* [Directive]: The records below must be transcribed exactly. Do not include the pictures.

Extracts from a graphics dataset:
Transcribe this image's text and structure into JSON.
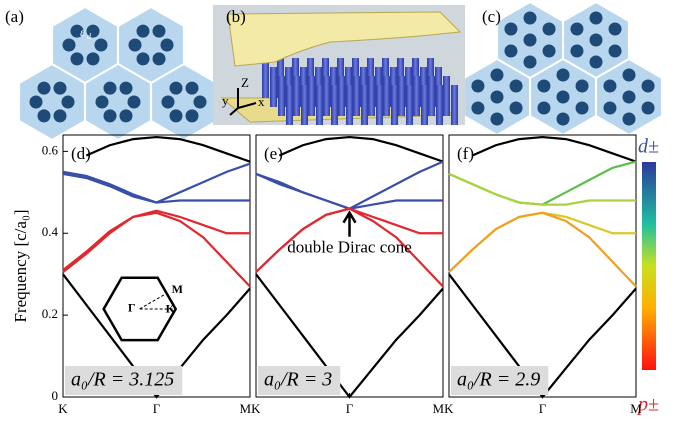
{
  "labels": {
    "a": "(a)",
    "b": "(b)",
    "c": "(c)"
  },
  "epsilon": {
    "symbol": "ε",
    "sub": "d"
  },
  "axes3d": {
    "z": "Z",
    "y": "y",
    "x": "x"
  },
  "colorbar": {
    "top": "d±",
    "bottom": "p±"
  },
  "chart_data": [
    {
      "type": "line",
      "title": "(d)",
      "y_label": "Frequency [c/a₀]",
      "parameter_label": "a₀/R = 3.125",
      "inset_labels": [
        "Γ",
        "M",
        "K"
      ],
      "x": [
        0,
        0.25,
        0.5,
        0.75,
        1,
        1.25,
        1.5,
        1.75,
        2
      ],
      "xlim": [
        0,
        2
      ],
      "xticks": [
        {
          "value": 0,
          "label": "K"
        },
        {
          "value": 1,
          "label": "Γ"
        },
        {
          "value": 2,
          "label": "MK"
        }
      ],
      "ylim": [
        0,
        0.64
      ],
      "yticks": [
        0,
        0.2,
        0.4,
        0.6
      ],
      "series": [
        {
          "color": "#000000",
          "values": [
            null,
            0.59,
            0.615,
            0.63,
            0.635,
            0.63,
            0.615,
            0.595,
            0.575
          ]
        },
        {
          "color": "#3a4fa8",
          "values": [
            0.545,
            0.535,
            0.515,
            0.49,
            0.475,
            0.5,
            0.525,
            0.55,
            0.57
          ]
        },
        {
          "color": "#3a4fa8",
          "values": [
            0.55,
            0.54,
            0.52,
            0.495,
            0.475,
            0.48,
            0.48,
            0.48,
            0.48
          ]
        },
        {
          "color": "#e0282e",
          "values": [
            0.305,
            0.35,
            0.4,
            0.44,
            0.455,
            0.44,
            0.42,
            0.4,
            0.4
          ]
        },
        {
          "color": "#e0282e",
          "values": [
            0.31,
            0.355,
            0.405,
            0.44,
            0.45,
            0.43,
            0.39,
            0.33,
            0.27
          ]
        },
        {
          "color": "#000000",
          "values": [
            0.3,
            0.225,
            0.15,
            0.075,
            0,
            0.07,
            0.14,
            0.2,
            0.265
          ]
        }
      ]
    },
    {
      "type": "line",
      "title": "(e)",
      "parameter_label": "a₀/R = 3",
      "annotation": "double Dirac cone",
      "x": [
        0,
        0.25,
        0.5,
        0.75,
        1,
        1.25,
        1.5,
        1.75,
        2
      ],
      "xlim": [
        0,
        2
      ],
      "xticks": [
        {
          "value": 1,
          "label": "Γ"
        },
        {
          "value": 2,
          "label": "MK"
        }
      ],
      "ylim": [
        0,
        0.64
      ],
      "series": [
        {
          "color": "#000000",
          "values": [
            null,
            0.59,
            0.615,
            0.63,
            0.635,
            0.63,
            0.615,
            0.595,
            0.575
          ]
        },
        {
          "color": "#3a4fa8",
          "values": [
            0.545,
            0.525,
            0.5,
            0.48,
            0.46,
            0.49,
            0.52,
            0.55,
            0.575
          ]
        },
        {
          "color": "#3a4fa8",
          "values": [
            0.545,
            0.52,
            0.5,
            0.48,
            0.46,
            0.47,
            0.48,
            0.48,
            0.48
          ]
        },
        {
          "color": "#e0282e",
          "values": [
            0.305,
            0.36,
            0.41,
            0.445,
            0.46,
            0.44,
            0.42,
            0.4,
            0.4
          ]
        },
        {
          "color": "#e0282e",
          "values": [
            0.305,
            0.36,
            0.41,
            0.445,
            0.46,
            0.43,
            0.39,
            0.33,
            0.27
          ]
        },
        {
          "color": "#000000",
          "values": [
            0.3,
            0.225,
            0.15,
            0.075,
            0,
            0.07,
            0.14,
            0.2,
            0.265
          ]
        }
      ]
    },
    {
      "type": "line",
      "title": "(f)",
      "parameter_label": "a₀/R = 2.9",
      "x": [
        0,
        0.25,
        0.5,
        0.75,
        1,
        1.25,
        1.5,
        1.75,
        2
      ],
      "xlim": [
        0,
        2
      ],
      "xticks": [
        {
          "value": 1,
          "label": "Γ"
        },
        {
          "value": 2,
          "label": "M"
        }
      ],
      "ylim": [
        0,
        0.64
      ],
      "series": [
        {
          "color": "#000000",
          "values": [
            null,
            0.59,
            0.615,
            0.63,
            0.635,
            0.63,
            0.615,
            0.595,
            0.575
          ]
        },
        {
          "color": "#5cbf4a",
          "values": [
            0.545,
            0.52,
            0.495,
            0.475,
            0.47,
            0.5,
            0.53,
            0.56,
            0.575
          ]
        },
        {
          "color": "#a8d43a",
          "values": [
            0.545,
            0.52,
            0.495,
            0.475,
            0.47,
            0.47,
            0.48,
            0.48,
            0.48
          ]
        },
        {
          "color": "#d8c828",
          "values": [
            0.305,
            0.36,
            0.41,
            0.44,
            0.45,
            0.44,
            0.42,
            0.4,
            0.4
          ]
        },
        {
          "color": "#f0a020",
          "values": [
            0.305,
            0.36,
            0.41,
            0.44,
            0.45,
            0.43,
            0.39,
            0.33,
            0.27
          ]
        },
        {
          "color": "#000000",
          "values": [
            0.3,
            0.225,
            0.15,
            0.075,
            0,
            0.07,
            0.14,
            0.2,
            0.265
          ]
        }
      ]
    }
  ]
}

* [Response to the exercise]:
Transcribe this image's text and structure into JSON.
{
  "labels": {
    "a": "(a)",
    "b": "(b)",
    "c": "(c)"
  },
  "epsilon": {
    "symbol": "ε",
    "sub": "d"
  },
  "axes3d": {
    "z": "Z",
    "y": "y",
    "x": "x"
  },
  "colorbar": {
    "top": "d±",
    "bottom": "p±"
  },
  "chart_data": [
    {
      "type": "line",
      "title": "(d)",
      "y_label": "Frequency [c/a₀]",
      "parameter_label": "a₀/R = 3.125",
      "inset_labels": [
        "Γ",
        "M",
        "K"
      ],
      "x": [
        0,
        0.25,
        0.5,
        0.75,
        1,
        1.25,
        1.5,
        1.75,
        2
      ],
      "xlim": [
        0,
        2
      ],
      "xticks": [
        {
          "value": 0,
          "label": "K"
        },
        {
          "value": 1,
          "label": "Γ"
        },
        {
          "value": 2,
          "label": "MK"
        }
      ],
      "ylim": [
        0,
        0.64
      ],
      "yticks": [
        0,
        0.2,
        0.4,
        0.6
      ],
      "series": [
        {
          "color": "#000000",
          "values": [
            null,
            0.59,
            0.615,
            0.63,
            0.635,
            0.63,
            0.615,
            0.595,
            0.575
          ]
        },
        {
          "color": "#3a4fa8",
          "values": [
            0.545,
            0.535,
            0.515,
            0.49,
            0.475,
            0.5,
            0.525,
            0.55,
            0.57
          ]
        },
        {
          "color": "#3a4fa8",
          "values": [
            0.55,
            0.54,
            0.52,
            0.495,
            0.475,
            0.48,
            0.48,
            0.48,
            0.48
          ]
        },
        {
          "color": "#e0282e",
          "values": [
            0.305,
            0.35,
            0.4,
            0.44,
            0.455,
            0.44,
            0.42,
            0.4,
            0.4
          ]
        },
        {
          "color": "#e0282e",
          "values": [
            0.31,
            0.355,
            0.405,
            0.44,
            0.45,
            0.43,
            0.39,
            0.33,
            0.27
          ]
        },
        {
          "color": "#000000",
          "values": [
            0.3,
            0.225,
            0.15,
            0.075,
            0,
            0.07,
            0.14,
            0.2,
            0.265
          ]
        }
      ]
    },
    {
      "type": "line",
      "title": "(e)",
      "parameter_label": "a₀/R = 3",
      "annotation": "double Dirac cone",
      "x": [
        0,
        0.25,
        0.5,
        0.75,
        1,
        1.25,
        1.5,
        1.75,
        2
      ],
      "xlim": [
        0,
        2
      ],
      "xticks": [
        {
          "value": 1,
          "label": "Γ"
        },
        {
          "value": 2,
          "label": "MK"
        }
      ],
      "ylim": [
        0,
        0.64
      ],
      "series": [
        {
          "color": "#000000",
          "values": [
            null,
            0.59,
            0.615,
            0.63,
            0.635,
            0.63,
            0.615,
            0.595,
            0.575
          ]
        },
        {
          "color": "#3a4fa8",
          "values": [
            0.545,
            0.525,
            0.5,
            0.48,
            0.46,
            0.49,
            0.52,
            0.55,
            0.575
          ]
        },
        {
          "color": "#3a4fa8",
          "values": [
            0.545,
            0.52,
            0.5,
            0.48,
            0.46,
            0.47,
            0.48,
            0.48,
            0.48
          ]
        },
        {
          "color": "#e0282e",
          "values": [
            0.305,
            0.36,
            0.41,
            0.445,
            0.46,
            0.44,
            0.42,
            0.4,
            0.4
          ]
        },
        {
          "color": "#e0282e",
          "values": [
            0.305,
            0.36,
            0.41,
            0.445,
            0.46,
            0.43,
            0.39,
            0.33,
            0.27
          ]
        },
        {
          "color": "#000000",
          "values": [
            0.3,
            0.225,
            0.15,
            0.075,
            0,
            0.07,
            0.14,
            0.2,
            0.265
          ]
        }
      ]
    },
    {
      "type": "line",
      "title": "(f)",
      "parameter_label": "a₀/R = 2.9",
      "x": [
        0,
        0.25,
        0.5,
        0.75,
        1,
        1.25,
        1.5,
        1.75,
        2
      ],
      "xlim": [
        0,
        2
      ],
      "xticks": [
        {
          "value": 1,
          "label": "Γ"
        },
        {
          "value": 2,
          "label": "M"
        }
      ],
      "ylim": [
        0,
        0.64
      ],
      "series": [
        {
          "color": "#000000",
          "values": [
            null,
            0.59,
            0.615,
            0.63,
            0.635,
            0.63,
            0.615,
            0.595,
            0.575
          ]
        },
        {
          "color": "#5cbf4a",
          "values": [
            0.545,
            0.52,
            0.495,
            0.475,
            0.47,
            0.5,
            0.53,
            0.56,
            0.575
          ]
        },
        {
          "color": "#a8d43a",
          "values": [
            0.545,
            0.52,
            0.495,
            0.475,
            0.47,
            0.47,
            0.48,
            0.48,
            0.48
          ]
        },
        {
          "color": "#d8c828",
          "values": [
            0.305,
            0.36,
            0.41,
            0.44,
            0.45,
            0.44,
            0.42,
            0.4,
            0.4
          ]
        },
        {
          "color": "#f0a020",
          "values": [
            0.305,
            0.36,
            0.41,
            0.44,
            0.45,
            0.43,
            0.39,
            0.33,
            0.27
          ]
        },
        {
          "color": "#000000",
          "values": [
            0.3,
            0.225,
            0.15,
            0.075,
            0,
            0.07,
            0.14,
            0.2,
            0.265
          ]
        }
      ]
    }
  ]
}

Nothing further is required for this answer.